RECORDS PROVIDED:
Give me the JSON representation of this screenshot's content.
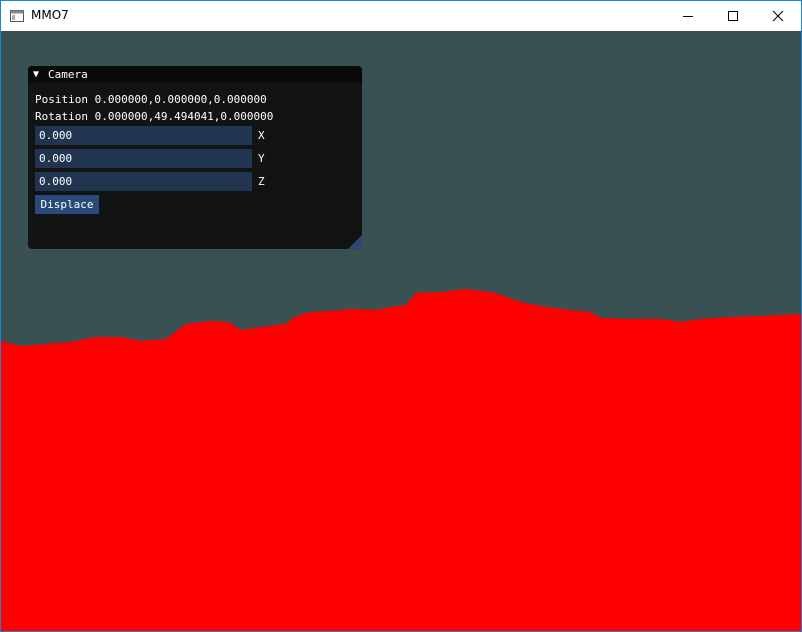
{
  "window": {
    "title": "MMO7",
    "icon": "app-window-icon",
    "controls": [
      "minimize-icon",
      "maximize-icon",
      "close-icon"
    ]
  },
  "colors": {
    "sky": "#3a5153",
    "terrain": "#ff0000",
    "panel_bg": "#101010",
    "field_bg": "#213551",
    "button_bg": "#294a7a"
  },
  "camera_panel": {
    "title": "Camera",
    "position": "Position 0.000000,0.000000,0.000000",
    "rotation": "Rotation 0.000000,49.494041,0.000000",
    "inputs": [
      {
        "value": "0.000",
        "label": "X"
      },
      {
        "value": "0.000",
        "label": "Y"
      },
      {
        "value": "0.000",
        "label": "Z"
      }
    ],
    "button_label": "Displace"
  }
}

---

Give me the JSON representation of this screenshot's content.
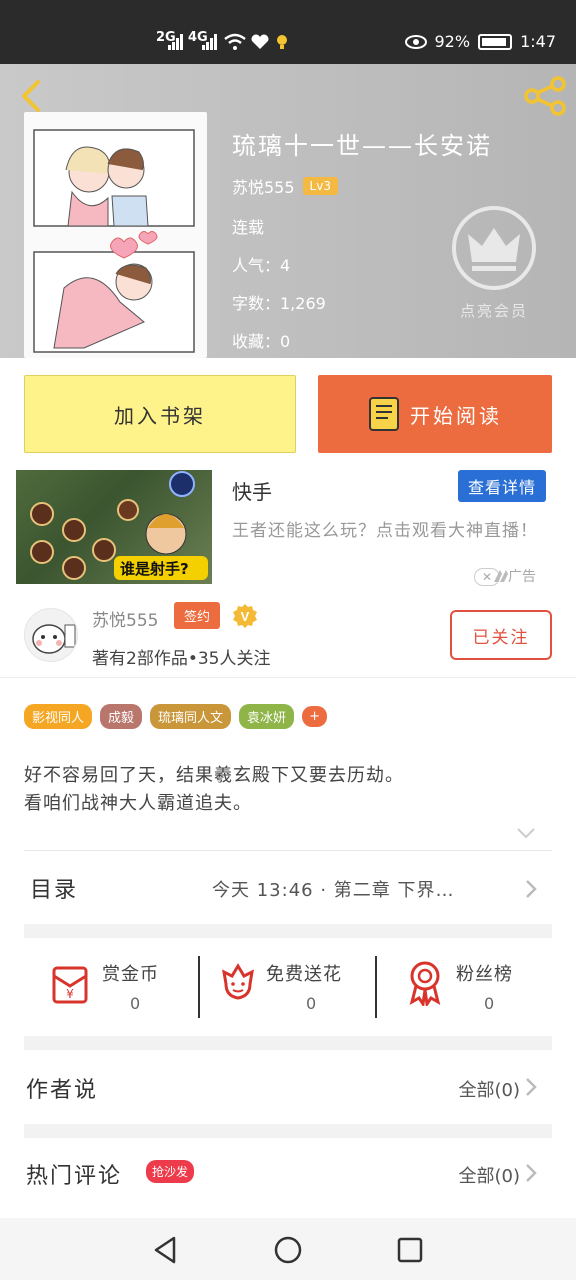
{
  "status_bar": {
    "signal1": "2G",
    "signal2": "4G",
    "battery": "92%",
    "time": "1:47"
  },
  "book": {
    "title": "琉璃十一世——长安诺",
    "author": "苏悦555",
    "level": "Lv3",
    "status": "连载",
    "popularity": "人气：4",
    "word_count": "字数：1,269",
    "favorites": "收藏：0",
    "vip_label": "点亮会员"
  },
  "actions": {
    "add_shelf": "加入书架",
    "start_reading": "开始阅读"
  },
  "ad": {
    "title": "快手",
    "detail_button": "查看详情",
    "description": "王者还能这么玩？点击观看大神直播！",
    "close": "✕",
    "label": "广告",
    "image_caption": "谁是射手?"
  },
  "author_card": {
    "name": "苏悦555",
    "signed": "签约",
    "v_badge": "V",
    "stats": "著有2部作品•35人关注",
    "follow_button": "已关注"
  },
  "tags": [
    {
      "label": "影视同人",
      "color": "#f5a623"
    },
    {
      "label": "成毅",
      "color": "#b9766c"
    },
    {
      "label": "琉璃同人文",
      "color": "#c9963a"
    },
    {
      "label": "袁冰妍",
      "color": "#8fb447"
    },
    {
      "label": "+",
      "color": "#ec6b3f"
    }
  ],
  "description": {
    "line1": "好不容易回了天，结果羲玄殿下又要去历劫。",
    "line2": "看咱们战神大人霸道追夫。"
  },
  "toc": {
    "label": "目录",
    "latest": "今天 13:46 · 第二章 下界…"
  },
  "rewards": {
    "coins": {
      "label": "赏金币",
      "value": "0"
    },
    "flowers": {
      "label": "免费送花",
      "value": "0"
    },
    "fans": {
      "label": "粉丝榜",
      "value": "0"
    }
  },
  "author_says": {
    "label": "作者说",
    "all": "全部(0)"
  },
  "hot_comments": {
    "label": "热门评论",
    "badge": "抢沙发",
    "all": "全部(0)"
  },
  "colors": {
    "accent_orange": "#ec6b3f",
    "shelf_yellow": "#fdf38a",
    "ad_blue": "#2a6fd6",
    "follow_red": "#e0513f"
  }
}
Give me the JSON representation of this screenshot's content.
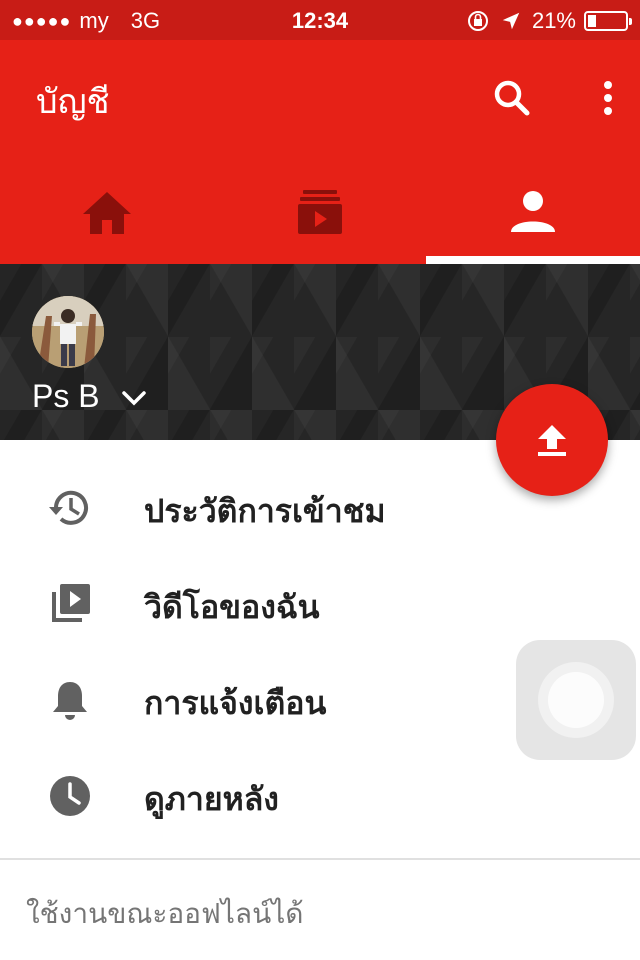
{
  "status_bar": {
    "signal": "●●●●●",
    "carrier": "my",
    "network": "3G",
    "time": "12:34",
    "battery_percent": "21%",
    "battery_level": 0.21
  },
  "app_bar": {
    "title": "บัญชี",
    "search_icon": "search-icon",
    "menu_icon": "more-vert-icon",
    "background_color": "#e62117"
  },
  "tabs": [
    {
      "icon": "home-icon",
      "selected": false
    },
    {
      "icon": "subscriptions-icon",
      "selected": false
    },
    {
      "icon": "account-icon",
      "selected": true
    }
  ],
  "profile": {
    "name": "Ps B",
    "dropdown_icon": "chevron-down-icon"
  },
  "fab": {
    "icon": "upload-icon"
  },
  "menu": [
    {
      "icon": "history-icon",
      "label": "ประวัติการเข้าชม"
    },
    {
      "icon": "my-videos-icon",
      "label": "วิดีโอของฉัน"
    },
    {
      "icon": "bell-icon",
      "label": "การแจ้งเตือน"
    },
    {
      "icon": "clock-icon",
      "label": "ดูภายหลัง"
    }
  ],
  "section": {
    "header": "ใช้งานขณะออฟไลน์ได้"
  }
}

REQUIREMENTS: Copy each line from the records above that includes the string "description".

FINISHED EXERCISE:
    "description": "王者还能这么玩？点击观看大神直播！",
  "description": {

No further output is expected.